→ **Entries from a visual dataset**
+ + + + +

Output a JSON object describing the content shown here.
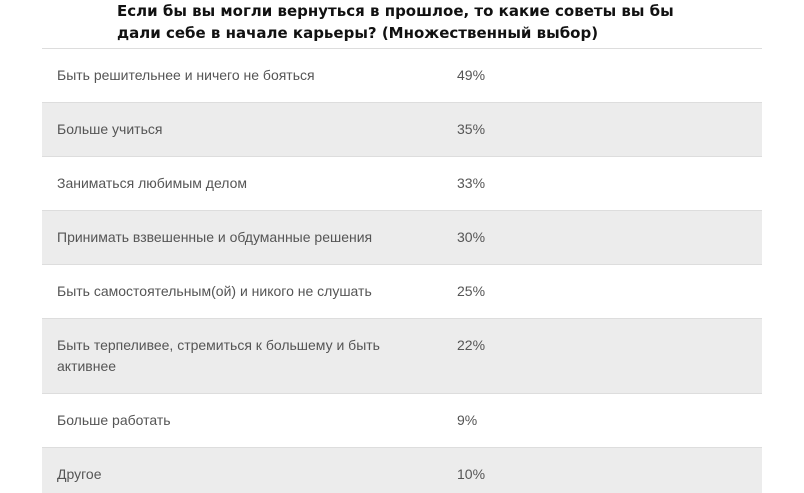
{
  "question": "Если бы вы могли вернуться в прошлое, то какие советы вы бы дали себе в начале карьеры? (Множественный выбор)",
  "rows": [
    {
      "answer": "Быть решительнее и ничего не бояться",
      "percent": "49%"
    },
    {
      "answer": "Больше учиться",
      "percent": "35%"
    },
    {
      "answer": "Заниматься любимым делом",
      "percent": "33%"
    },
    {
      "answer": "Принимать взвешенные и обдуманные решения",
      "percent": "30%"
    },
    {
      "answer": "Быть самостоятельным(ой) и никого не слушать",
      "percent": "25%"
    },
    {
      "answer": "Быть терпеливее, стремиться к большему и быть активнее",
      "percent": "22%"
    },
    {
      "answer": "Больше работать",
      "percent": "9%"
    },
    {
      "answer": "Другое",
      "percent": "10%"
    }
  ]
}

+ + + + +

Pull out all lines from the entries above in which the word "Быть" appears.

→ **Solution to this exercise**
      "answer": "Быть решительнее и ничего не бояться",
      "answer": "Быть самостоятельным(ой) и никого не слушать",
      "answer": "Быть терпеливее, стремиться к большему и быть активнее",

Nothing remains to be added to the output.